-- start of Material shown --

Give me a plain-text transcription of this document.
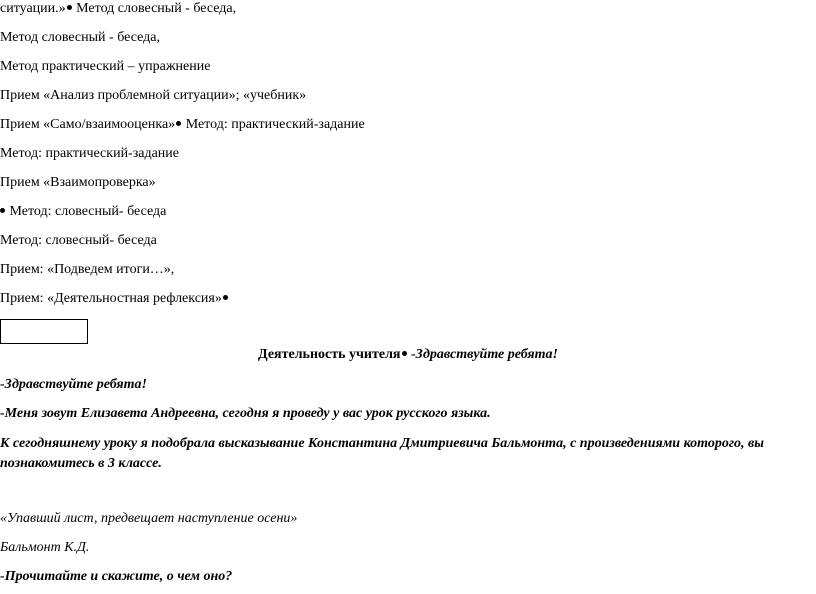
ситуации.» Метод словесный - беседа,
Метод словесный - беседа,
Метод практический – упражнение
Прием «Анализ проблемной ситуации»; «учебник»
Прием «Само/взаимооценка» Метод: практический-задание
Метод: практический-задание
Прием «Взаимопроверка»
Метод: словесный- беседа
Метод: словесный- беседа
Прием: «Подведем итоги…»,
Прием: «Деятельностная рефлексия»
Деятельность учителя -Здравствуйте ребята!
-Здравствуйте ребята!
-Меня зовут Елизавета Андреевна, сегодня я проведу у вас урок русского языка.
К сегодняшнему уроку я подобрала высказывание Константина Дмитриевича Бальмонта, с произведениями которого, вы познакомитесь в 3 классе.
«Упавший лист, предвещает наступление осени»
Бальмонт К.Д.
-Прочитайте и скажите, о чем оно?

-- end of Material shown --

What you will do:
Leave out the pictures and transcribe everything else exactly.

Output for this exercise:
Give me a plain-text transcription of this document.
ситуации.» Метод словесный - беседа,
Метод словесный - беседа,
Метод практический – упражнение
Прием «Анализ проблемной ситуации»; «учебник»
Прием «Само/взаимооценка» Метод: практический-задание
Метод: практический-задание
Прием «Взаимопроверка»
Метод: словесный- беседа
Метод: словесный- беседа
Прием: «Подведем итоги…»,
Прием: «Деятельностная рефлексия»
Деятельность учителя -Здравствуйте ребята!
-Здравствуйте ребята!
-Меня зовут Елизавета Андреевна, сегодня я проведу у вас урок русского языка.
К сегодняшнему уроку я подобрала высказывание Константина Дмитриевича Бальмонта, с произведениями которого, вы познакомитесь в 3 классе.
«Упавший лист, предвещает наступление осени»
Бальмонт К.Д.
-Прочитайте и скажите, о чем оно?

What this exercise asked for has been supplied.